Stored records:

====================

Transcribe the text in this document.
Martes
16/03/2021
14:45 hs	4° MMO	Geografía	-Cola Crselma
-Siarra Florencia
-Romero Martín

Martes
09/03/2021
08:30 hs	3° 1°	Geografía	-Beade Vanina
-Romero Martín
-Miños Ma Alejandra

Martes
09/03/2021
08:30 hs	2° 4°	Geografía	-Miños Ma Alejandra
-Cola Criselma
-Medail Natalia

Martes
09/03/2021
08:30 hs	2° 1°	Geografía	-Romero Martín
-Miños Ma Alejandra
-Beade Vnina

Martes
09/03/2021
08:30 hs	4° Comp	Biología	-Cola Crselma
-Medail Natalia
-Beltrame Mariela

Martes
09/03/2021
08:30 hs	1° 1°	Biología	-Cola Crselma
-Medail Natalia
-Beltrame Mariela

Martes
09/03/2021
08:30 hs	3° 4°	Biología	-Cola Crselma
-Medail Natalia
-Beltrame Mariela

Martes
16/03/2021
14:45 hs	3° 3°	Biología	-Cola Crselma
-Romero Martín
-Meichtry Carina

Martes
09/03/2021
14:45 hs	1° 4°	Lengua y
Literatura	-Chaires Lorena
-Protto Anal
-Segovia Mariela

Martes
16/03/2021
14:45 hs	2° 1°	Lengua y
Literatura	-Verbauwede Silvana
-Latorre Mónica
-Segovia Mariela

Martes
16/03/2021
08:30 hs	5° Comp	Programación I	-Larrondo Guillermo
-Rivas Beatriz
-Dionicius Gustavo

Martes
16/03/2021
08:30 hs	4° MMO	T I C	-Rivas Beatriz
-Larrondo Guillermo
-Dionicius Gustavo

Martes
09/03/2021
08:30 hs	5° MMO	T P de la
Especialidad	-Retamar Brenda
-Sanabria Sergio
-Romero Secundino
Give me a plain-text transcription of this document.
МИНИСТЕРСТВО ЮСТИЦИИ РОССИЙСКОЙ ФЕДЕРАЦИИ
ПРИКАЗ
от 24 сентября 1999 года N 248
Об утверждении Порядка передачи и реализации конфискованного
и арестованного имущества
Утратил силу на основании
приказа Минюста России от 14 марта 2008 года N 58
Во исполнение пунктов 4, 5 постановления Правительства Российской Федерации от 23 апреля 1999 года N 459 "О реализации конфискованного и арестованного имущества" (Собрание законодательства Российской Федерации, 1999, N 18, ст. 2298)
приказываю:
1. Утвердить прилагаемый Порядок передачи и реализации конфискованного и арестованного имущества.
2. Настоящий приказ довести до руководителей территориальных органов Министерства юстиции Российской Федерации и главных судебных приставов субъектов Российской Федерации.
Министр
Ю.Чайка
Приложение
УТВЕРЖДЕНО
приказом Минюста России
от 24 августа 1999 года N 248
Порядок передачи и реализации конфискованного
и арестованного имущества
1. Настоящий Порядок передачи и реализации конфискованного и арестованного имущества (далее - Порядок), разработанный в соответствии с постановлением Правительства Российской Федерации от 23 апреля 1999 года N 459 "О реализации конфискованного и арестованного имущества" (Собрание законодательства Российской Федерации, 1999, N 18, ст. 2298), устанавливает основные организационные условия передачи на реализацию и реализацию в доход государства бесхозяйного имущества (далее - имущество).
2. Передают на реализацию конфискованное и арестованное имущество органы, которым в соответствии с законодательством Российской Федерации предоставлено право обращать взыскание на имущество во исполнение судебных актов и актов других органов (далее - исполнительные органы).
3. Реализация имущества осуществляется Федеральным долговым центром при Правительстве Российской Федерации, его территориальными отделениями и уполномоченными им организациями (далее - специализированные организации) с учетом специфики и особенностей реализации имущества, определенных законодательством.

====================

### Written exercise
Repeat every line of the records above exactly.

### Problem solution
Transcribe the text in this document.
Martes
16/03/2021
14:45 hs	4° MMO	Geografía	-Cola Crselma
-Siarra Florencia
-Romero Martín

Martes
09/03/2021
08:30 hs	3° 1°	Geografía	-Beade Vanina
-Romero Martín
-Miños Ma Alejandra

Martes
09/03/2021
08:30 hs	2° 4°	Geografía	-Miños Ma Alejandra
-Cola Criselma
-Medail Natalia

Martes
09/03/2021
08:30 hs	2° 1°	Geografía	-Romero Martín
-Miños Ma Alejandra
-Beade Vnina

Martes
09/03/2021
08:30 hs	4° Comp	Biología	-Cola Crselma
-Medail Natalia
-Beltrame Mariela

Martes
09/03/2021
08:30 hs	1° 1°	Biología	-Cola Crselma
-Medail Natalia
-Beltrame Mariela

Martes
09/03/2021
08:30 hs	3° 4°	Biología	-Cola Crselma
-Medail Natalia
-Beltrame Mariela

Martes
16/03/2021
14:45 hs	3° 3°	Biología	-Cola Crselma
-Romero Martín
-Meichtry Carina

Martes
09/03/2021
14:45 hs	1° 4°	Lengua y
Literatura	-Chaires Lorena
-Protto Anal
-Segovia Mariela

Martes
16/03/2021
14:45 hs	2° 1°	Lengua y
Literatura	-Verbauwede Silvana
-Latorre Mónica
-Segovia Mariela

Martes
16/03/2021
08:30 hs	5° Comp	Programación I	-Larrondo Guillermo
-Rivas Beatriz
-Dionicius Gustavo

Martes
16/03/2021
08:30 hs	4° MMO	T I C	-Rivas Beatriz
-Larrondo Guillermo
-Dionicius Gustavo

Martes
09/03/2021
08:30 hs	5° MMO	T P de la
Especialidad	-Retamar Brenda
-Sanabria Sergio
-Romero Secundino
Give me a plain-text transcription of this document.
МИНИСТЕРСТВО ЮСТИЦИИ РОССИЙСКОЙ ФЕДЕРАЦИИ
ПРИКАЗ
от 24 сентября 1999 года N 248
Об утверждении Порядка передачи и реализации конфискованного
и арестованного имущества
Утратил силу на основании
приказа Минюста России от 14 марта 2008 года N 58
Во исполнение пунктов 4, 5 постановления Правительства Российской Федерации от 23 апреля 1999 года N 459 "О реализации конфискованного и арестованного имущества" (Собрание законодательства Российской Федерации, 1999, N 18, ст. 2298)
приказываю:
1. Утвердить прилагаемый Порядок передачи и реализации конфискованного и арестованного имущества.
2. Настоящий приказ довести до руководителей территориальных органов Министерства юстиции Российской Федерации и главных судебных приставов субъектов Российской Федерации.
Министр
Ю.Чайка
Приложение
УТВЕРЖДЕНО
приказом Минюста России
от 24 августа 1999 года N 248
Порядок передачи и реализации конфискованного
и арестованного имущества
1. Настоящий Порядок передачи и реализации конфискованного и арестованного имущества (далее - Порядок), разработанный в соответствии с постановлением Правительства Российской Федерации от 23 апреля 1999 года N 459 "О реализации конфискованного и арестованного имущества" (Собрание законодательства Российской Федерации, 1999, N 18, ст. 2298), устанавливает основные организационные условия передачи на реализацию и реализацию в доход государства бесхозяйного имущества (далее - имущество).
2. Передают на реализацию конфискованное и арестованное имущество органы, которым в соответствии с законодательством Российской Федерации предоставлено право обращать взыскание на имущество во исполнение судебных актов и актов других органов (далее - исполнительные органы).
3. Реализация имущества осуществляется Федеральным долговым центром при Правительстве Российской Федерации, его территориальными отделениями и уполномоченными им организациями (далее - специализированные организации) с учетом специфики и особенностей реализации имущества, определенных законодательством.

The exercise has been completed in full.